I make a mix of 2 cups of the flour, a mashed banana, 1 egg, peanut butter. I flour the board and roll it out with more flour since the dough will be sticky from the banana and peanut butter. Bake at 350 for 20-30 minutes depending how crispy you like. 

Or savory treats I replace the mashed banana and peanut butter with cooked liver or with cheese or with parsley, mint and activated charcoal for breath mints.

One really easy treat to make is sweet potato chews! You thin slice them into strips and bake around 250 for a few hours until chewy/crunchy and not wet anymore. 

Or a favorite here in the house is carrot pumpkin 

1 cup shredded Carrots 1/4 cup Peanut Butter 1/4 cup Pumpkin Puree 1 Egg 1 teaspoon Cinnamon 1 cup Flour. If I dont have pumpkin I sometimes use apple sauce, if no carrots I shred up apples or pears or some of the pulp from my juicer. 

Mix, roll into a ball then flatten onto cookie sheet, bake 350 15ish minutes.

You can store in a container at room temp for 2-3 weeks in a airtight container, or longer in the fridge (put paper towels around the cookies to make sure condensation doesnt ruin them). 

Make them cold popsicle type treats either in a paper cup or make little bite sized ice cubes. I mix whatever fruits, carrots, spinach, yogurt, etc in the blender with a bit of water then just freeze for them.

**STORED RECORDS**.
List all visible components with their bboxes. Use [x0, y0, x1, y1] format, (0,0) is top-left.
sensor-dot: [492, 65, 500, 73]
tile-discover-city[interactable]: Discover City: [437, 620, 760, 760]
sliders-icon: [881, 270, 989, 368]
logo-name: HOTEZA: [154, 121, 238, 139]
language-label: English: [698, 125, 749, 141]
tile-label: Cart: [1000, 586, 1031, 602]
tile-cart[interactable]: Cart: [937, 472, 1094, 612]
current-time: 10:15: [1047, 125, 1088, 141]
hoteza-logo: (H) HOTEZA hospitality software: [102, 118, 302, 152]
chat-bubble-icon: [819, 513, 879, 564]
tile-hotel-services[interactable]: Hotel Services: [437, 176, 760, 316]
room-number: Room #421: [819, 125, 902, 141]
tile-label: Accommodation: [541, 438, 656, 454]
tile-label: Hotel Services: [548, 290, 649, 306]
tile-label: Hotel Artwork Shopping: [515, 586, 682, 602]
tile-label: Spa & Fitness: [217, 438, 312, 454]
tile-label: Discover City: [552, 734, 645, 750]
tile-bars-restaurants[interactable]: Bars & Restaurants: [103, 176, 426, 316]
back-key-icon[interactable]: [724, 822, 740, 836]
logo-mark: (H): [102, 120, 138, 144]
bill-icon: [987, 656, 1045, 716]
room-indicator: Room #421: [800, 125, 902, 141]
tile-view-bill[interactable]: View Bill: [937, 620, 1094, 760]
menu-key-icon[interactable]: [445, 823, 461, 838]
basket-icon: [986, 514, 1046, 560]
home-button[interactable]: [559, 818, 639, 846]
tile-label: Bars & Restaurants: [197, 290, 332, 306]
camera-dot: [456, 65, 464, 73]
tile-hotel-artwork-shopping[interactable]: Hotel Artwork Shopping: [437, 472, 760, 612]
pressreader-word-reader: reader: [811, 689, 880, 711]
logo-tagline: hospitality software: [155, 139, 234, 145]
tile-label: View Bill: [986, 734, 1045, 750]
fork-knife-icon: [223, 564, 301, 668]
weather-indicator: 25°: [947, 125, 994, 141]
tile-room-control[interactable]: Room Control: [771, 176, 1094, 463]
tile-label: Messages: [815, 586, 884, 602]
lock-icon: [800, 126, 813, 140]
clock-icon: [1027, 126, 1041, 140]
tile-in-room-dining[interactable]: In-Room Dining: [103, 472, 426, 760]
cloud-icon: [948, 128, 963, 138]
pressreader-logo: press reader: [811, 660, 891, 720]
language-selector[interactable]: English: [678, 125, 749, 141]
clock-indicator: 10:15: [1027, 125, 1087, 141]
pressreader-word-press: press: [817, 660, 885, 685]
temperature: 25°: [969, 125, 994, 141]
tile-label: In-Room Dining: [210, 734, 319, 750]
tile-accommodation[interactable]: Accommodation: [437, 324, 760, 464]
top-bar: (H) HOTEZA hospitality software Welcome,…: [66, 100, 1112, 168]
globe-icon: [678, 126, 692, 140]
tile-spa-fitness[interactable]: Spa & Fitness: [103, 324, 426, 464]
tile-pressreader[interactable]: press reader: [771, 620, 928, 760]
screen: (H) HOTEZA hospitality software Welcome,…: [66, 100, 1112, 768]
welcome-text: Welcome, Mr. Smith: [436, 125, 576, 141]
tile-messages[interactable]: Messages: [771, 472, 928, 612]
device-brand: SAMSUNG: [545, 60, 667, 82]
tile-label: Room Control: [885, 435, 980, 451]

**DIRECTIVES**.
1. In the homemade treat recipes text, what gets used when there is no pumpkin for the carrot pumpkin treats?
2. Write the next part of the homemade treat recipes text.

**PER-TASK ANSWERS**.
1. Apple sauce.

2.
----------



## Kayla_Nicole (Dec 19, 2012)

yeah, oats are a grain. Some dogs with wheat/barley allergies can handle oats though, but it's still a grain.

This is my (well, Alannah's) favorite that I make. I use brown rice flour instead, but the recipe calls for white. I use unsalted, fresh ground peanut butter. 

http://doggydessertchef.com/2011/11/08/wheat-free-peanut-butter-pumpkin/


----------



## Number1Sticky (May 21, 2013)

voodookitten said:


> https://www.google.com.au/#output=s...61,d.aGc&fp=41087a23cf8457bf&biw=1366&bih=643
> 
> Heaps there


I've looked through all of those and still couldn't find any true grain free recipes. Or without garlic.



BernerMax said:


> Oatmeal, egg, and peanut butter baked make tasty little nibblets... Or just break out the cheese and beef jerky (dice straight out of the bag)....


Oatmeal is a grain.


----------



## Number1Sticky (May 21, 2013)

CoverTune said:


> I really like the ZiwiPeak treats (and so do my dogs! lol) - http://www.ziwipeak.com


Thanks but I'm looking for a recipe I can make at home.


----------



## Number1Sticky (May 21, 2013)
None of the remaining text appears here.